# Trinity TT bike at the TDF?



## ping771 (Apr 10, 2006)

Hincapie does not appear to be riding the Giant Trinity Alliance TT bike--looks like a disguised and repainted Cervelo P3C or something like that. Unless Giant is testing a new model not yet sold.


----------



## leviathans_child (May 23, 2008)

how do you think they test new stuff?...they give it to the pros...they've all got 7900 dura-ace and 11 speed super record too...which we dont yet....bastards..


----------



## Italianrider76 (May 13, 2005)

Lev is right. I don't think the pros have ever ridden a Trinity. Even last year's T-Mobile TT rig didn't resemble a Trinity. What the pros get and what we get are often two different things.


----------



## DSteinberg (Jul 26, 2008)

Giant should change that. I prefer companies that sell their pro stuff to us consumer. Living in the US the Trinity is the best TT bike, however in other countries they offered a much nicer looking Elite and Pro version. Beat's me why. 

Dave


----------



## DSteinberg (Jul 26, 2008)

FYI, here is the link to: http://www.giant-bicycles.com/en-au/bikes/road/1391/29704/


----------



## R_Bibko (Aug 19, 2008)

*Here you guys go...*

http://cyclingnews.com/road/2008/to...id=/tech/2008/probikes/kim_kirchen_tt_tour_08

Prototype...


----------

## Listed records

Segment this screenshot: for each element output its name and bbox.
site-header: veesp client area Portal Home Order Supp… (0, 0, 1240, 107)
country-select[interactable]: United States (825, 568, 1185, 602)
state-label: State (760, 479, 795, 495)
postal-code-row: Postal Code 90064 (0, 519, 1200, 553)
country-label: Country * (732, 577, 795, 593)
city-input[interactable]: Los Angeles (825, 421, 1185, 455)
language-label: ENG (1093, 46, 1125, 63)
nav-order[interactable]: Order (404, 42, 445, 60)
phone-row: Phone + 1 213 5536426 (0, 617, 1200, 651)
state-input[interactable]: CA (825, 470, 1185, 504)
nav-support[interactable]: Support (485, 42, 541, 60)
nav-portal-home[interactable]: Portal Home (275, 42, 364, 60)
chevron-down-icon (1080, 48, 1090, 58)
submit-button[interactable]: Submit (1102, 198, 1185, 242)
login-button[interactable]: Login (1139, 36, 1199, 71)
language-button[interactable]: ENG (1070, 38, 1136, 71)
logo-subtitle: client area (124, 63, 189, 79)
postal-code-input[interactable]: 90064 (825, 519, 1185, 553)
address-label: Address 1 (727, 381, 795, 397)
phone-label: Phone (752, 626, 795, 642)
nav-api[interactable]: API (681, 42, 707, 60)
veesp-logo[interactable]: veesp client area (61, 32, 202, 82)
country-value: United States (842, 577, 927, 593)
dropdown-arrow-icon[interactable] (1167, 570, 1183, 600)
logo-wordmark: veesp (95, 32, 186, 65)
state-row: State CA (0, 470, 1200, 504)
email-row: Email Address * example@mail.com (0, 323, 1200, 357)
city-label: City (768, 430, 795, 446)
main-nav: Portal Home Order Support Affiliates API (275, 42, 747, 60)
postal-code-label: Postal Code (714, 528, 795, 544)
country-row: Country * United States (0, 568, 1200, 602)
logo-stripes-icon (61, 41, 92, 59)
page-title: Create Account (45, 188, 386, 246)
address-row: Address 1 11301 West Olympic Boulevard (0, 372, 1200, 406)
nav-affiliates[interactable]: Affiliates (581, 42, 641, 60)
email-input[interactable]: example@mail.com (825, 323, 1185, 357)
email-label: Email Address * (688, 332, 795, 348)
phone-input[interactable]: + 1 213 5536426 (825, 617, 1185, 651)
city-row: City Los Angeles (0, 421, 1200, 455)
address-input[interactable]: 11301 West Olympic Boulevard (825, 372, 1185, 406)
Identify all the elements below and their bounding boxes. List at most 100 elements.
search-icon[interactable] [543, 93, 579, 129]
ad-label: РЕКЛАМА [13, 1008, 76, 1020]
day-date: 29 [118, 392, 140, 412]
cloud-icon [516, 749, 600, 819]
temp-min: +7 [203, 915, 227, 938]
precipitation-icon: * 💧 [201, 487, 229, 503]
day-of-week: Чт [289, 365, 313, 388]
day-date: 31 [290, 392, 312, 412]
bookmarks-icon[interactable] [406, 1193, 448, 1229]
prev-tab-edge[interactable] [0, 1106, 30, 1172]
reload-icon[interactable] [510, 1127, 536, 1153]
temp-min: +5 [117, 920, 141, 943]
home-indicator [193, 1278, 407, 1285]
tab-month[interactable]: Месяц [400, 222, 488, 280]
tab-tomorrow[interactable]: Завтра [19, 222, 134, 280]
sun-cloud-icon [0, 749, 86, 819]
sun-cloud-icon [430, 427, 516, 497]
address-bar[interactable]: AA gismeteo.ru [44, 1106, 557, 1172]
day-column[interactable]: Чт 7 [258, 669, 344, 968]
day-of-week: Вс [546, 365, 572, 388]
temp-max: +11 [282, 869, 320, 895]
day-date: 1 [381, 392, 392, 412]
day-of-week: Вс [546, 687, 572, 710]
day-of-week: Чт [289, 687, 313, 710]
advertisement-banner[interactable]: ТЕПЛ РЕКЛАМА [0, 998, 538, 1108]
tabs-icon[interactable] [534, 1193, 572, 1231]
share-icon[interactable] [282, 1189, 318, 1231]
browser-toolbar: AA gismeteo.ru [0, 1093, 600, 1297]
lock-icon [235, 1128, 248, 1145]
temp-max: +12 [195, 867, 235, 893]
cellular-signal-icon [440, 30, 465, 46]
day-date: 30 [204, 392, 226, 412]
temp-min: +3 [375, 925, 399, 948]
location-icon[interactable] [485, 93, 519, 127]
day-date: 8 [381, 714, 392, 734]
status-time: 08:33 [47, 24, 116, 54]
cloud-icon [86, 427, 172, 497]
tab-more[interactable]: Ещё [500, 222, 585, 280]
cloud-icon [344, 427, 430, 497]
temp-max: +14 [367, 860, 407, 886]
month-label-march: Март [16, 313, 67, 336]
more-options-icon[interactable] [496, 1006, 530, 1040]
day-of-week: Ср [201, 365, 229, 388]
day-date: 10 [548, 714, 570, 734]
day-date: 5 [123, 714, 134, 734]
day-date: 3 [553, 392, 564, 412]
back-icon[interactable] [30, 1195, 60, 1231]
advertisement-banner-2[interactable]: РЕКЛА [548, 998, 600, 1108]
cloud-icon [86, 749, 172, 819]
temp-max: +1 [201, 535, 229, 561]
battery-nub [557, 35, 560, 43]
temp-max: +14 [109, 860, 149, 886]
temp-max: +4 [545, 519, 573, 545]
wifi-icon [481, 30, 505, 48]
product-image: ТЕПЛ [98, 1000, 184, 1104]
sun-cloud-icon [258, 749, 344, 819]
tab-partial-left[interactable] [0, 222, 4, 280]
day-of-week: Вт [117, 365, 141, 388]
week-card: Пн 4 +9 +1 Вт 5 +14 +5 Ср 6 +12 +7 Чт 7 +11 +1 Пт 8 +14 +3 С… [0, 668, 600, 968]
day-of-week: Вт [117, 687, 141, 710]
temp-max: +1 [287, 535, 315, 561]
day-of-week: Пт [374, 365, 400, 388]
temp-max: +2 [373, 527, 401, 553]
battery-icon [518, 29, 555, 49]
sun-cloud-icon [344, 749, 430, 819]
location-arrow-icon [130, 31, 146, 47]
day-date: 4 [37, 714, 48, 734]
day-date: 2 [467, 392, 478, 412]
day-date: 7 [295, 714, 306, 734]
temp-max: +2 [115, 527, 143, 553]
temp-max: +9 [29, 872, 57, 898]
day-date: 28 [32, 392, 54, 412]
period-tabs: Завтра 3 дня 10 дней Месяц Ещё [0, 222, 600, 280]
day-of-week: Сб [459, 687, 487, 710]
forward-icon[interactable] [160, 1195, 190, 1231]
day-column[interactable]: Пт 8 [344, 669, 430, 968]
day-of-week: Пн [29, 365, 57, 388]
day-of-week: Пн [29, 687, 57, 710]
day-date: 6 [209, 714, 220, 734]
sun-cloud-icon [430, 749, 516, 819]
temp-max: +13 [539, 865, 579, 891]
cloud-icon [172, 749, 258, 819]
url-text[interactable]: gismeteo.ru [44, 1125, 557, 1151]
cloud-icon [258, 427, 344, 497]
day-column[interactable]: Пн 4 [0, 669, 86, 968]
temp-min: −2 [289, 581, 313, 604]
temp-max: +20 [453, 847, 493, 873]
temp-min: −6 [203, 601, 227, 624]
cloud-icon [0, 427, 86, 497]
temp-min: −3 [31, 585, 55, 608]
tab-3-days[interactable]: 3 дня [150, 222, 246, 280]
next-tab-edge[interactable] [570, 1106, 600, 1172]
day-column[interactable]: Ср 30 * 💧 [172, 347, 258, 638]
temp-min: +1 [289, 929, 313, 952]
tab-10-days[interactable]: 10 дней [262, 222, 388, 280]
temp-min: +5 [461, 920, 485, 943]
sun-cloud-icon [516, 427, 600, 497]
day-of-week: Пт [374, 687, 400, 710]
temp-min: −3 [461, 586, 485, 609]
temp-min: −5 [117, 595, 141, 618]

## Things to do
1. In the Trinity thread, which bike does ping771 say Hincapie's time-trial bike appears to be?
2. Rewrite the paragraph in the Trinity thread that begins "Lev is right" as a short bulleted list that keeps its main points.
3. List every distinct username that posts in the Trinity thread.

## Final results
1. A disguised and repainted Cervelo P3C or something like that.

2.
- Agrees with Lev.
- Doubts the pros have ever ridden a Trinity.
- Notes that last year's T-Mobile TT rig did not resemble a Trinity either.
- Says what the pros get often differs from what consumers get.

3.
- ping771
- leviathans_child
- Italianrider76
- DSteinberg
- R_Bibko